_Requirements_:
Write out all the entries word for word and omit any pictures.

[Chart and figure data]
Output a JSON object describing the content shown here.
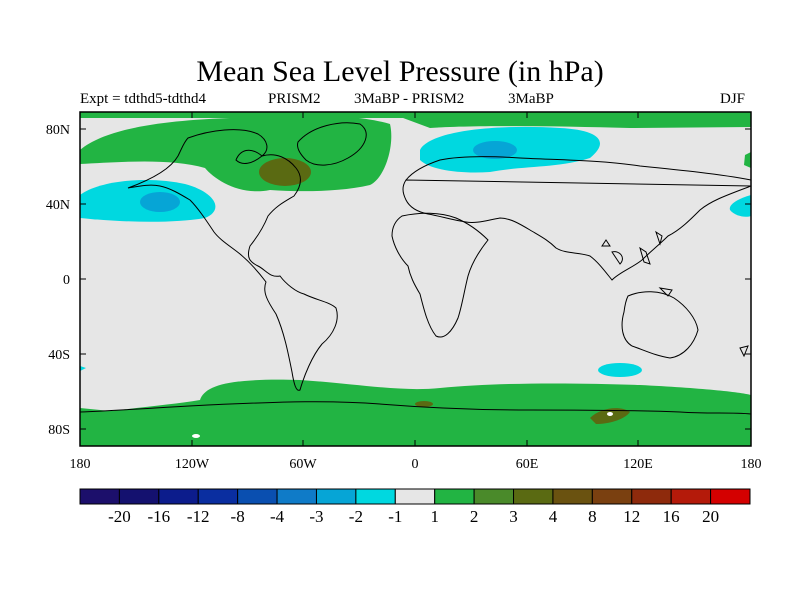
{
  "title": "Mean Sea Level Pressure (in hPa)",
  "subtitle": {
    "left": "Expt = tdthd5-tdthd4",
    "center_a": "PRISM2",
    "center_b": "3MaBP - PRISM2",
    "center_c": "3MaBP",
    "right": "DJF"
  },
  "axes": {
    "x_ticks": [
      "180",
      "120W",
      "60W",
      "0",
      "60E",
      "120E",
      "180"
    ],
    "y_ticks": [
      "80N",
      "40N",
      "0",
      "40S",
      "80S"
    ]
  },
  "colorbar": {
    "colors": [
      "#1c0f6b",
      "#14116f",
      "#0c1c8c",
      "#0a2ea0",
      "#0a4fb0",
      "#0f7bc8",
      "#06a5d6",
      "#00d8e0",
      "#e6e6e6",
      "#22b443",
      "#4a8a2a",
      "#5a6a12",
      "#6a5210",
      "#7a4010",
      "#8e2a0c",
      "#b41a0a",
      "#d40000"
    ],
    "labels": [
      "-20",
      "-16",
      "-12",
      "-8",
      "-4",
      "-3",
      "-2",
      "-1",
      "1",
      "2",
      "3",
      "4",
      "8",
      "12",
      "16",
      "20"
    ]
  },
  "map_colors": {
    "background": "#e6e6e6",
    "positive_1_2": "#22b443",
    "positive_3_4": "#5a6a12",
    "positive_4_8": "#6a5210",
    "negative_1_2": "#00d8e0",
    "negative_2_3": "#06a5d6",
    "coast": "#000000"
  }
}
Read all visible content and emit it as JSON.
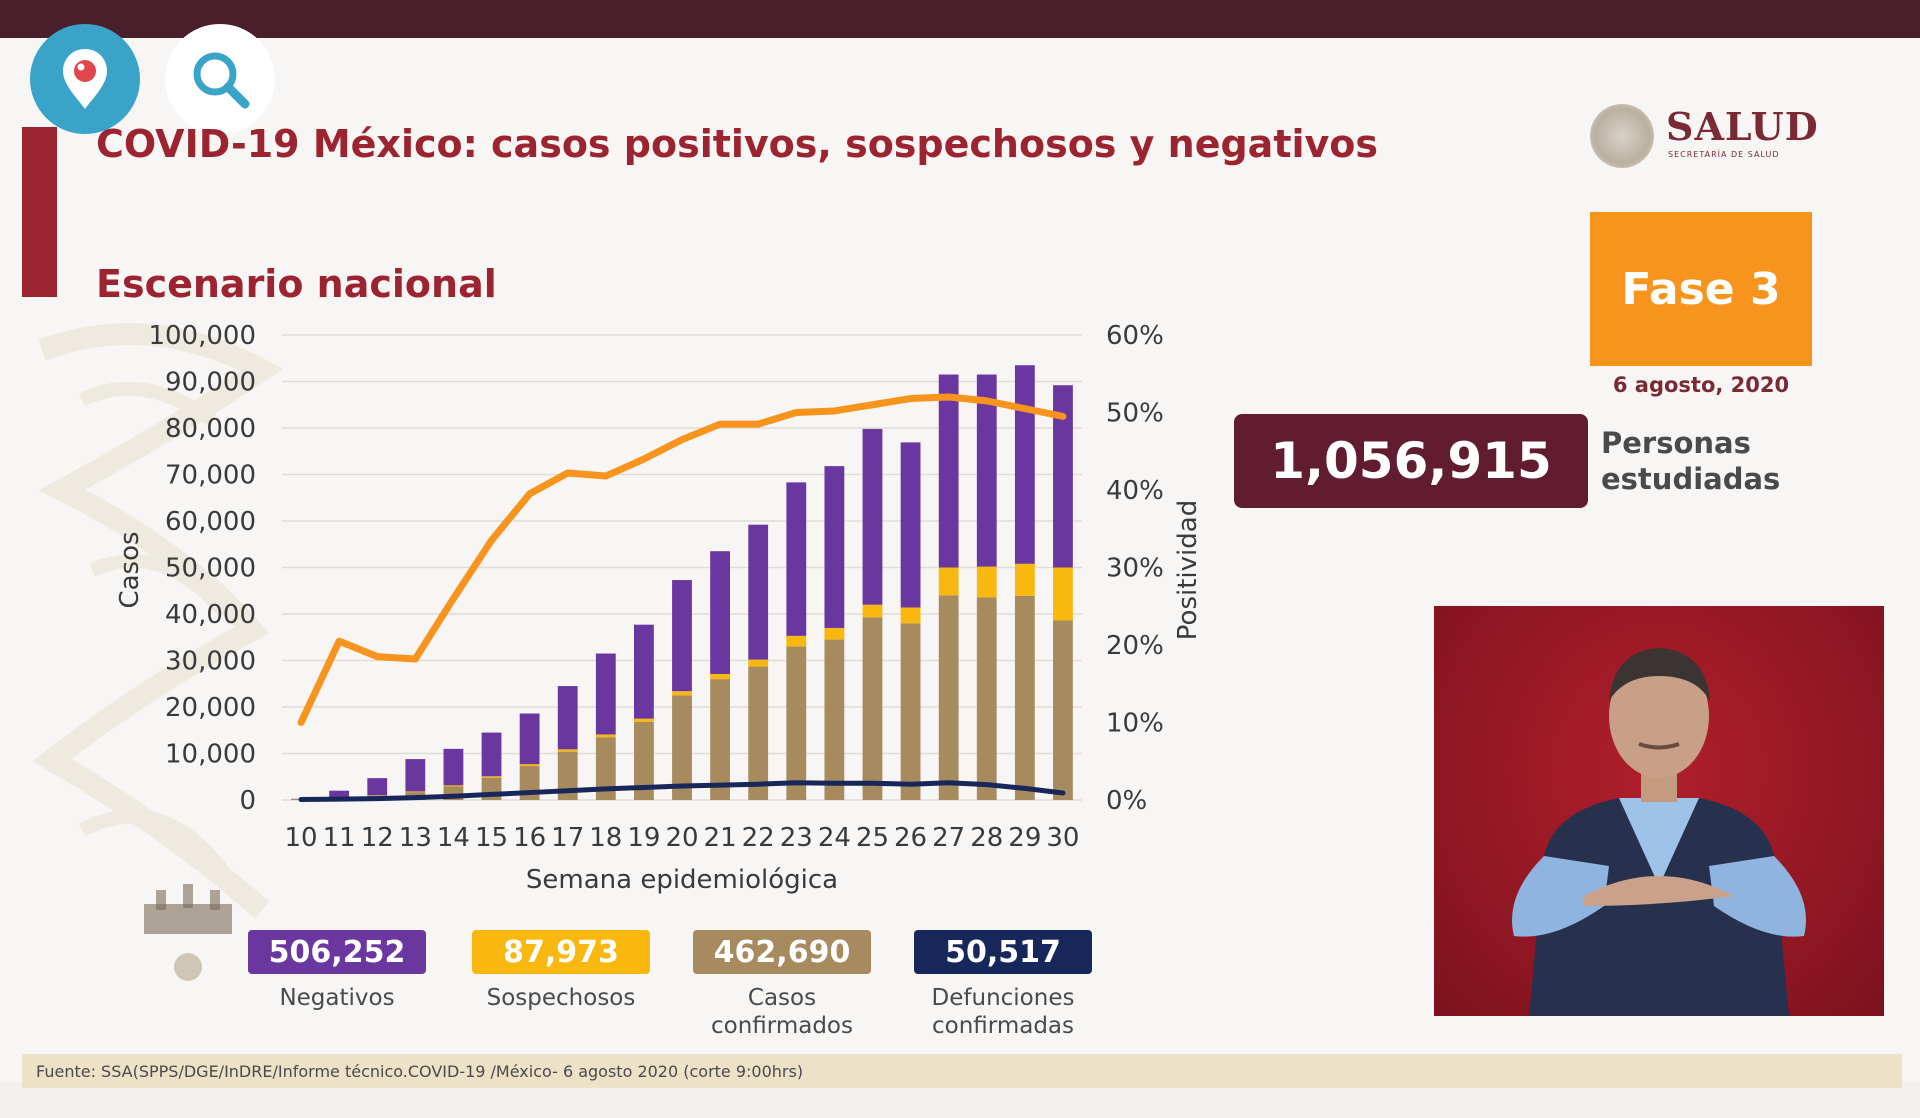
{
  "title": "COVID-19 México: casos positivos, sospechosos y negativos",
  "subtitle": "Escenario nacional",
  "logo": {
    "name": "SALUD",
    "sub": "SECRETARÍA DE SALUD"
  },
  "phase": {
    "label": "Fase 3",
    "date": "6 agosto, 2020"
  },
  "personas": {
    "value": "1,056,915",
    "label_line1": "Personas",
    "label_line2": "estudiadas"
  },
  "stats": [
    {
      "value": "506,252",
      "label": "Negativos",
      "color": "#6a36a0"
    },
    {
      "value": "87,973",
      "label": "Sospechosos",
      "color": "#f9b80f"
    },
    {
      "value": "462,690",
      "label": "Casos confirmados",
      "label_line1": "Casos",
      "label_line2": "confirmados",
      "color": "#a78a5e"
    },
    {
      "value": "50,517",
      "label": "Defunciones confirmadas",
      "label_line1": "Defunciones",
      "label_line2": "confirmadas",
      "color": "#17275a"
    }
  ],
  "source": "Fuente: SSA(SPPS/DGE/InDRE/Informe técnico.COVID-19 /México- 6 agosto 2020 (corte 9:00hrs)",
  "icons": {
    "top_left_1": "periscope-icon",
    "top_left_2": "search-icon"
  },
  "chart_data": {
    "type": "bar",
    "stacked": true,
    "categories": [
      "10",
      "11",
      "12",
      "13",
      "14",
      "15",
      "16",
      "17",
      "18",
      "19",
      "20",
      "21",
      "22",
      "23",
      "24",
      "25",
      "26",
      "27",
      "28",
      "29",
      "30"
    ],
    "xlabel": "Semana epidemiológica",
    "ylabel": "Casos",
    "y2label": "Positividad",
    "ylim": [
      0,
      100000
    ],
    "y2lim": [
      0,
      60
    ],
    "yticks": [
      "0",
      "10,000",
      "20,000",
      "30,000",
      "40,000",
      "50,000",
      "60,000",
      "70,000",
      "80,000",
      "90,000",
      "100,000"
    ],
    "y2ticks": [
      "0%",
      "10%",
      "20%",
      "30%",
      "40%",
      "50%",
      "60%"
    ],
    "grid": true,
    "series": [
      {
        "name": "Casos confirmados",
        "color": "#a78a5e",
        "values": [
          150,
          400,
          900,
          1700,
          2900,
          4800,
          7300,
          10400,
          13500,
          16800,
          22500,
          26000,
          28700,
          33000,
          34500,
          39300,
          38000,
          44000,
          43600,
          43900,
          38600
        ]
      },
      {
        "name": "Sospechosos",
        "color": "#f9b80f",
        "values": [
          20,
          50,
          100,
          150,
          250,
          300,
          400,
          500,
          600,
          700,
          900,
          1100,
          1500,
          2300,
          2500,
          2700,
          3400,
          6000,
          6600,
          6900,
          11400
        ]
      },
      {
        "name": "Negativos",
        "color": "#6a36a0",
        "values": [
          80,
          1550,
          3700,
          6950,
          7850,
          9400,
          10900,
          13600,
          17400,
          20200,
          23900,
          26400,
          29000,
          33000,
          34800,
          37800,
          35500,
          41500,
          41300,
          42700,
          39200
        ]
      }
    ],
    "lines": [
      {
        "name": "Positividad",
        "color": "#f7941d",
        "axis": "right",
        "values": [
          10,
          20.5,
          18.5,
          18.2,
          26,
          33.5,
          39.5,
          42.2,
          41.8,
          44,
          46.5,
          48.5,
          48.5,
          50,
          50.2,
          51,
          51.8,
          52,
          51.5,
          50.5,
          49.5
        ]
      },
      {
        "name": "Defunciones",
        "color": "#17275a",
        "axis": "left",
        "values": [
          100,
          200,
          300,
          500,
          800,
          1200,
          1600,
          2000,
          2400,
          2700,
          3000,
          3200,
          3400,
          3700,
          3600,
          3600,
          3400,
          3700,
          3300,
          2500,
          1500
        ]
      }
    ]
  }
}
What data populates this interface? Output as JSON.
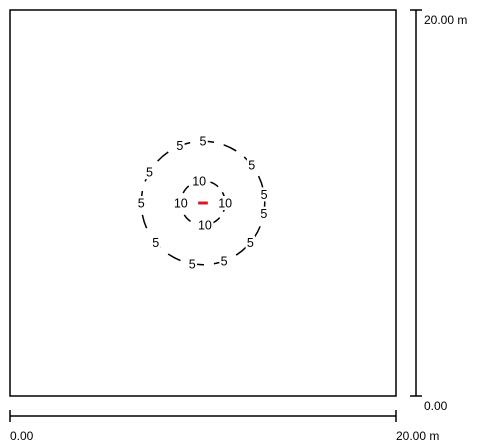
{
  "diagram": {
    "x_scale": {
      "start_label": "0.00",
      "end_label": "20.00 m"
    },
    "y_scale": {
      "start_label": "0.00",
      "end_label": "20.00 m"
    },
    "extent": {
      "x": [
        0,
        20
      ],
      "y": [
        0,
        20
      ]
    },
    "contours": [
      {
        "level_label": "5",
        "center_m": [
          10.0,
          10.0
        ],
        "radius_m": 3.2,
        "label_angles_deg": [
          112,
          90,
          38,
          8,
          -10,
          -40,
          -70,
          -100,
          -140,
          180,
          150
        ]
      },
      {
        "level_label": "10",
        "center_m": [
          10.0,
          10.0
        ],
        "radius_m": 1.15,
        "label_angles_deg": [
          100,
          0,
          -85,
          180
        ]
      }
    ],
    "source": {
      "center_m": [
        10.0,
        10.0
      ],
      "length_m": 0.5,
      "color": "#e0141e"
    },
    "line_color": "#000000"
  }
}
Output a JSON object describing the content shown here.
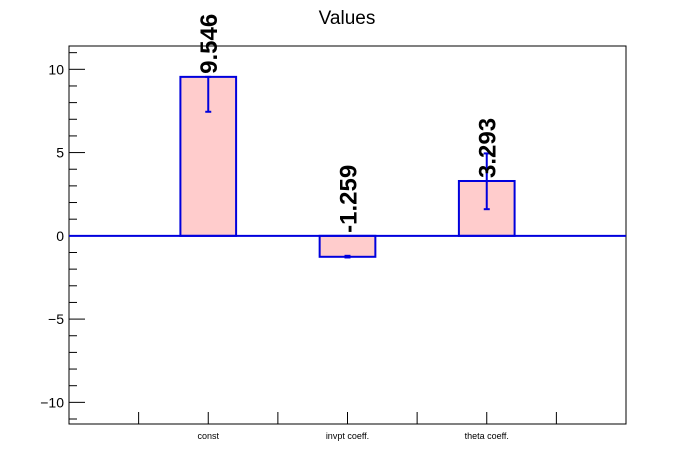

_Reply to the task_:
Output a JSON object describing the content shown here.
{
  "title": "Mean Sea Level Pressure (in hPa)",
  "subtitle": {
    "left": "Expt = tdthd5-tdthd4",
    "center_a": "PRISM2",
    "center_b": "3MaBP - PRISM2",
    "center_c": "3MaBP",
    "right": "DJF"
  },
  "axes": {
    "x_ticks": [
      "180",
      "120W",
      "60W",
      "0",
      "60E",
      "120E",
      "180"
    ],
    "y_ticks": [
      "80N",
      "40N",
      "0",
      "40S",
      "80S"
    ]
  },
  "colorbar": {
    "colors": [
      "#1c0f6b",
      "#14116f",
      "#0c1c8c",
      "#0a2ea0",
      "#0a4fb0",
      "#0f7bc8",
      "#06a5d6",
      "#00d8e0",
      "#e6e6e6",
      "#22b443",
      "#4a8a2a",
      "#5a6a12",
      "#6a5210",
      "#7a4010",
      "#8e2a0c",
      "#b41a0a",
      "#d40000"
    ],
    "labels": [
      "-20",
      "-16",
      "-12",
      "-8",
      "-4",
      "-3",
      "-2",
      "-1",
      "1",
      "2",
      "3",
      "4",
      "8",
      "12",
      "16",
      "20"
    ]
  },
  "map_colors": {
    "background": "#e6e6e6",
    "positive_1_2": "#22b443",
    "positive_3_4": "#5a6a12",
    "positive_4_8": "#6a5210",
    "negative_1_2": "#00d8e0",
    "negative_2_3": "#06a5d6",
    "coast": "#000000"
  }
}
Read all visible content and emit it as JSON.
{
  "title": "COVID-19 México: casos positivos, sospechosos y negativos",
  "subtitle": "Escenario nacional",
  "logo": {
    "name": "SALUD",
    "sub": "SECRETARÍA DE SALUD"
  },
  "phase": {
    "label": "Fase 3",
    "date": "6 agosto, 2020"
  },
  "personas": {
    "value": "1,056,915",
    "label_line1": "Personas",
    "label_line2": "estudiadas"
  },
  "stats": [
    {
      "value": "506,252",
      "label": "Negativos",
      "color": "#6a36a0"
    },
    {
      "value": "87,973",
      "label": "Sospechosos",
      "color": "#f9b80f"
    },
    {
      "value": "462,690",
      "label": "Casos confirmados",
      "label_line1": "Casos",
      "label_line2": "confirmados",
      "color": "#a78a5e"
    },
    {
      "value": "50,517",
      "label": "Defunciones confirmadas",
      "label_line1": "Defunciones",
      "label_line2": "confirmadas",
      "color": "#17275a"
    }
  ],
  "source": "Fuente: SSA(SPPS/DGE/InDRE/Informe técnico.COVID-19 /México- 6 agosto 2020 (corte 9:00hrs)",
  "icons": {
    "top_left_1": "periscope-icon",
    "top_left_2": "search-icon"
  },
  "chart_data": {
    "type": "bar",
    "stacked": true,
    "categories": [
      "10",
      "11",
      "12",
      "13",
      "14",
      "15",
      "16",
      "17",
      "18",
      "19",
      "20",
      "21",
      "22",
      "23",
      "24",
      "25",
      "26",
      "27",
      "28",
      "29",
      "30"
    ],
    "xlabel": "Semana epidemiológica",
    "ylabel": "Casos",
    "y2label": "Positividad",
    "ylim": [
      0,
      100000
    ],
    "y2lim": [
      0,
      60
    ],
    "yticks": [
      "0",
      "10,000",
      "20,000",
      "30,000",
      "40,000",
      "50,000",
      "60,000",
      "70,000",
      "80,000",
      "90,000",
      "100,000"
    ],
    "y2ticks": [
      "0%",
      "10%",
      "20%",
      "30%",
      "40%",
      "50%",
      "60%"
    ],
    "grid": true,
    "series": [
      {
        "name": "Casos confirmados",
        "color": "#a78a5e",
        "values": [
          150,
          400,
          900,
          1700,
          2900,
          4800,
          7300,
          10400,
          13500,
          16800,
          22500,
          26000,
          28700,
          33000,
          34500,
          39300,
          38000,
          44000,
          43600,
          43900,
          38600
        ]
      },
      {
        "name": "Sospechosos",
        "color": "#f9b80f",
        "values": [
          20,
          50,
          100,
          150,
          250,
          300,
          400,
          500,
          600,
          700,
          900,
          1100,
          1500,
          2300,
          2500,
          2700,
          3400,
          6000,
          6600,
          6900,
          11400
        ]
      },
      {
        "name": "Negativos",
        "color": "#6a36a0",
        "values": [
          80,
          1550,
          3700,
          6950,
          7850,
          9400,
          10900,
          13600,
          17400,
          20200,
          23900,
          26400,
          29000,
          33000,
          34800,
          37800,
          35500,
          41500,
          41300,
          42700,
          39200
        ]
      }
    ],
    "lines": [
      {
        "name": "Positividad",
        "color": "#f7941d",
        "axis": "right",
        "values": [
          10,
          20.5,
          18.5,
          18.2,
          26,
          33.5,
          39.5,
          42.2,
          41.8,
          44,
          46.5,
          48.5,
          48.5,
          50,
          50.2,
          51,
          51.8,
          52,
          51.5,
          50.5,
          49.5
        ]
      },
      {
        "name": "Defunciones",
        "color": "#17275a",
        "axis": "left",
        "values": [
          100,
          200,
          300,
          500,
          800,
          1200,
          1600,
          2000,
          2400,
          2700,
          3000,
          3200,
          3400,
          3700,
          3600,
          3600,
          3400,
          3700,
          3300,
          2500,
          1500
        ]
      }
    ]
  }
}
What data populates this interface? Output as JSON.
{
  "diagram": {
    "x_scale": {
      "start_label": "0.00",
      "end_label": "20.00 m"
    },
    "y_scale": {
      "start_label": "0.00",
      "end_label": "20.00 m"
    },
    "extent": {
      "x": [
        0,
        20
      ],
      "y": [
        0,
        20
      ]
    },
    "contours": [
      {
        "level_label": "5",
        "center_m": [
          10.0,
          10.0
        ],
        "radius_m": 3.2,
        "label_angles_deg": [
          112,
          90,
          38,
          8,
          -10,
          -40,
          -70,
          -100,
          -140,
          180,
          150
        ]
      },
      {
        "level_label": "10",
        "center_m": [
          10.0,
          10.0
        ],
        "radius_m": 1.15,
        "label_angles_deg": [
          100,
          0,
          -85,
          180
        ]
      }
    ],
    "source": {
      "center_m": [
        10.0,
        10.0
      ],
      "length_m": 0.5,
      "color": "#e0141e"
    },
    "line_color": "#000000"
  }
}
Output a JSON object describing the content shown here.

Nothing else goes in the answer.